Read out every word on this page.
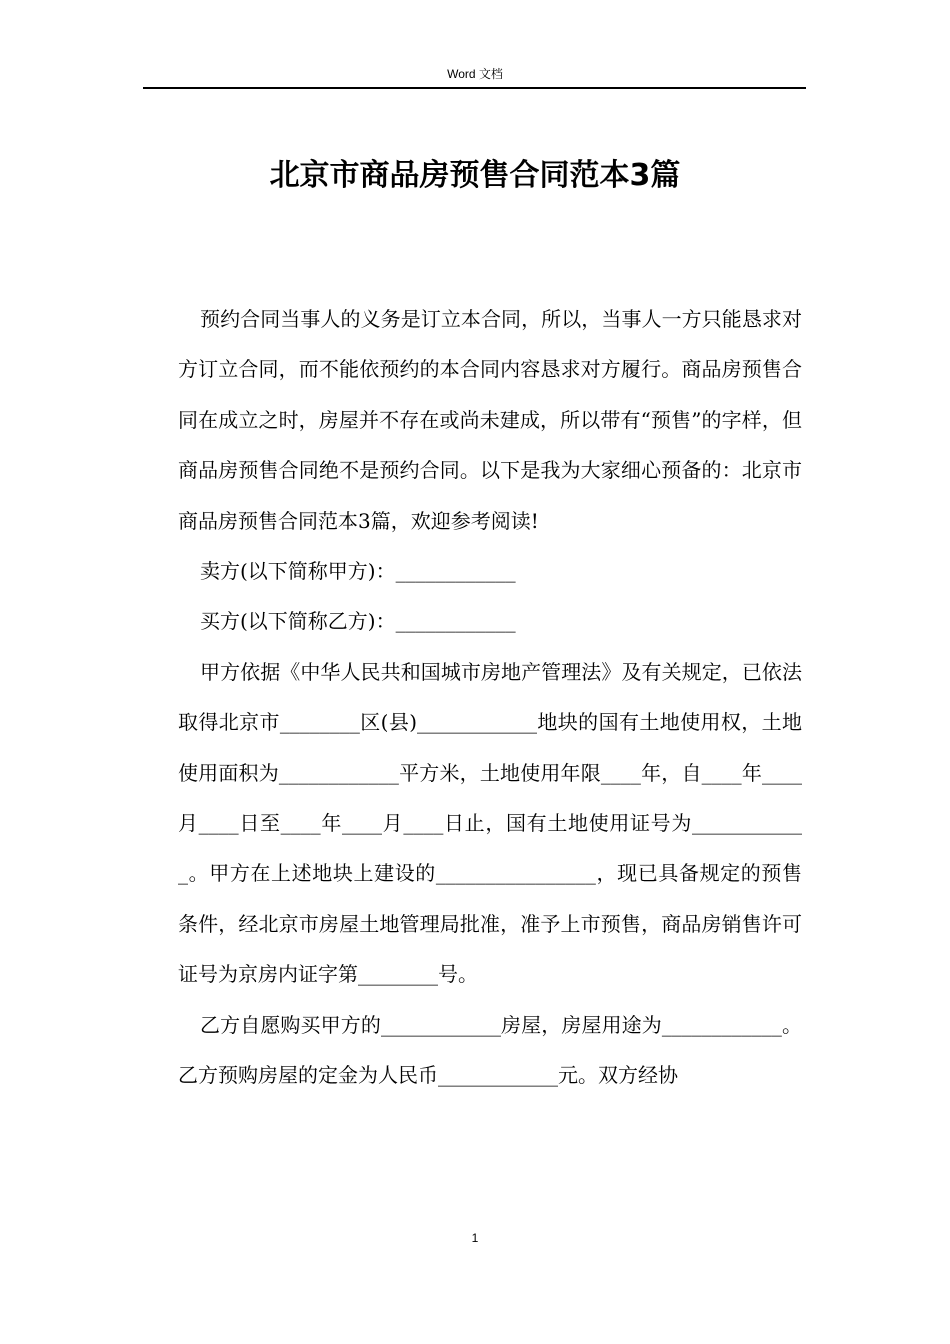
Word 文档
北京市商品房预售合同范本3篇

预约合同当事人的义务是订立本合同，所以，当事人一方只能恳求对方订立合同，而不能依预约的本合同内容恳求对方履行。商品房预售合同在成立之时，房屋并不存在或尚未建成，所以带有“预售”的字样，但商品房预售合同绝不是预约合同。以下是我为大家细心预备的：北京市商品房预售合同范本3篇，欢迎参考阅读!

卖方(以下简称甲方)：____________

买方(以下简称乙方)：____________

甲方依据《中华人民共和国城市房地产管理法》及有关规定，已依法取得北京市________区(县)____________地块的国有土地使用权，土地使用面积为____________平方米，土地使用年限____年，自____年____月____日至____年____月____日止，国有土地使用证号为____________。甲方在上述地块上建设的________________，现已具备规定的预售条件，经北京市房屋土地管理局批准，准予上市预售，商品房销售许可证号为京房内证字第________号。

乙方自愿购买甲方的____________房屋，房屋用途为____________。乙方预购房屋的定金为人民币____________元。双方经协

1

-*-

#### Exercise details
Nothing in the entries should change as you copy them, except that the pictures are left out.

#### Exercise answer
Read out every word on this page.
Word 文档
北京市商品房预售合同范本3篇

预约合同当事人的义务是订立本合同，所以，当事人一方只能恳求对方订立合同，而不能依预约的本合同内容恳求对方履行。商品房预售合同在成立之时，房屋并不存在或尚未建成，所以带有“预售”的字样，但商品房预售合同绝不是预约合同。以下是我为大家细心预备的：北京市商品房预售合同范本3篇，欢迎参考阅读!

卖方(以下简称甲方)：____________

买方(以下简称乙方)：____________

甲方依据《中华人民共和国城市房地产管理法》及有关规定，已依法取得北京市________区(县)____________地块的国有土地使用权，土地使用面积为____________平方米，土地使用年限____年，自____年____月____日至____年____月____日止，国有土地使用证号为____________。甲方在上述地块上建设的________________，现已具备规定的预售条件，经北京市房屋土地管理局批准，准予上市预售，商品房销售许可证号为京房内证字第________号。

乙方自愿购买甲方的____________房屋，房屋用途为____________。乙方预购房屋的定金为人民币____________元。双方经协

1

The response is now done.